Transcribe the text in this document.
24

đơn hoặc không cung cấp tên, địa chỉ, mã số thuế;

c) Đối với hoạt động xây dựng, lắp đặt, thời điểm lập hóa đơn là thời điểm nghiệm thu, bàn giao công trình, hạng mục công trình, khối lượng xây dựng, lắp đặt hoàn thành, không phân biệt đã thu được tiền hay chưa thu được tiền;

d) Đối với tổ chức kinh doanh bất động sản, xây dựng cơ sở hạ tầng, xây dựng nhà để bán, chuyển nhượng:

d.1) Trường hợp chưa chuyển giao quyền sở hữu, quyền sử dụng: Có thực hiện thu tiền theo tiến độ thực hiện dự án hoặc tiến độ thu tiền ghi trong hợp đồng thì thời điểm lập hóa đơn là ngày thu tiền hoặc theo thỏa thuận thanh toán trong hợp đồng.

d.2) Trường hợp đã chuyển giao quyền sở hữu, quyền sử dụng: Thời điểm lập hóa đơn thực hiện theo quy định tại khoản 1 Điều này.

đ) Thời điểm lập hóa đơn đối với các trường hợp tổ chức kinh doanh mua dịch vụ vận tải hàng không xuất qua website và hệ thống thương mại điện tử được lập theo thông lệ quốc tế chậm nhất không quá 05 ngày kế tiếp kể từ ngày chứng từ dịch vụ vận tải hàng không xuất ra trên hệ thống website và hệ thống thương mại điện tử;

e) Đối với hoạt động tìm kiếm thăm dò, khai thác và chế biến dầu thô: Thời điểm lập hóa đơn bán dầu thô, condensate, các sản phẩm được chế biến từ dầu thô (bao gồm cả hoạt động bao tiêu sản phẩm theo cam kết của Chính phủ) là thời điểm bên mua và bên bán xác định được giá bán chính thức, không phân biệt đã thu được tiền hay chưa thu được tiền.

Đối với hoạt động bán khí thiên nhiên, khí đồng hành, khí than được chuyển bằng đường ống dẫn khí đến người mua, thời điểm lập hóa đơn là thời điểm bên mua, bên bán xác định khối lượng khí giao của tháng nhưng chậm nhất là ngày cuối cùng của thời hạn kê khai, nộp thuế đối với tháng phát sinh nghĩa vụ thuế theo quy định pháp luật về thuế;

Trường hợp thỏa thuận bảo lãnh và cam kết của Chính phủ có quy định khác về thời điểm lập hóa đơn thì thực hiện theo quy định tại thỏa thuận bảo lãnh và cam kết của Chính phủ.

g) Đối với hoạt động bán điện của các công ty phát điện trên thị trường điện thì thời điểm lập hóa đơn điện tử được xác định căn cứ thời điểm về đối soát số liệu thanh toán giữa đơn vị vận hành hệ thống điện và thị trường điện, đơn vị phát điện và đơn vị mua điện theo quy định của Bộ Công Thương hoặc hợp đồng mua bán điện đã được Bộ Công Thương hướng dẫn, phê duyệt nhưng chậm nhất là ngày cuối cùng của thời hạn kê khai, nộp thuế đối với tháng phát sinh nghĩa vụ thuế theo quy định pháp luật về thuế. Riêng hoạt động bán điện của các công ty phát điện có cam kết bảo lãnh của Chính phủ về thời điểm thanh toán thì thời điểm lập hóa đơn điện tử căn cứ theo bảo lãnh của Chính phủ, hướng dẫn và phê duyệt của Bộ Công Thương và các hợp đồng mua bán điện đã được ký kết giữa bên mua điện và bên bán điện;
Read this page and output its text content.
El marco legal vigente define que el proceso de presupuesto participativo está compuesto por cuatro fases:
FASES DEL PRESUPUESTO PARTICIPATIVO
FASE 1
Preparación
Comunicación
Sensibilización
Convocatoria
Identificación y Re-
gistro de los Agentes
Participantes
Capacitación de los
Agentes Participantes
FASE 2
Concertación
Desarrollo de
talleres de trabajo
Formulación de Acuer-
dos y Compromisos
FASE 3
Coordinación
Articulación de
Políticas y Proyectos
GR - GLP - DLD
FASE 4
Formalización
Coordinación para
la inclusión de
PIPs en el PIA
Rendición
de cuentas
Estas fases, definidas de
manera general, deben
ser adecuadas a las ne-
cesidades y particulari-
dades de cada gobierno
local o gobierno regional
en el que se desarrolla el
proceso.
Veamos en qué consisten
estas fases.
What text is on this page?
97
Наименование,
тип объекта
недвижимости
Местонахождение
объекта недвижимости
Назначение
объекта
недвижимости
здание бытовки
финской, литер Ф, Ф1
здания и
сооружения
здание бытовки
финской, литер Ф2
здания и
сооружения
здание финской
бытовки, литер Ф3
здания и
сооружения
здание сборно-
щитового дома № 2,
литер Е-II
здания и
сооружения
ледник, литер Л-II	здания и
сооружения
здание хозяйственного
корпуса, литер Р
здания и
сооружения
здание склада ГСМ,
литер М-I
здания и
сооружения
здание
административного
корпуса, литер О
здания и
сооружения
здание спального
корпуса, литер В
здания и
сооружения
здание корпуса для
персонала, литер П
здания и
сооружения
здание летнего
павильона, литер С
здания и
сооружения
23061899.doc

**Set task**
From the listing above, pick out each line where the word "литер" appears.

**Answer**
финской, литер Ф, Ф1
финской, литер Ф2
бытовки, литер Ф3
литер Е-II
ледник, литер Л-II	здания и
корпуса, литер Р
литер М-I
корпуса, литер О
корпуса, литер В
персонала, литер П
павильона, литер С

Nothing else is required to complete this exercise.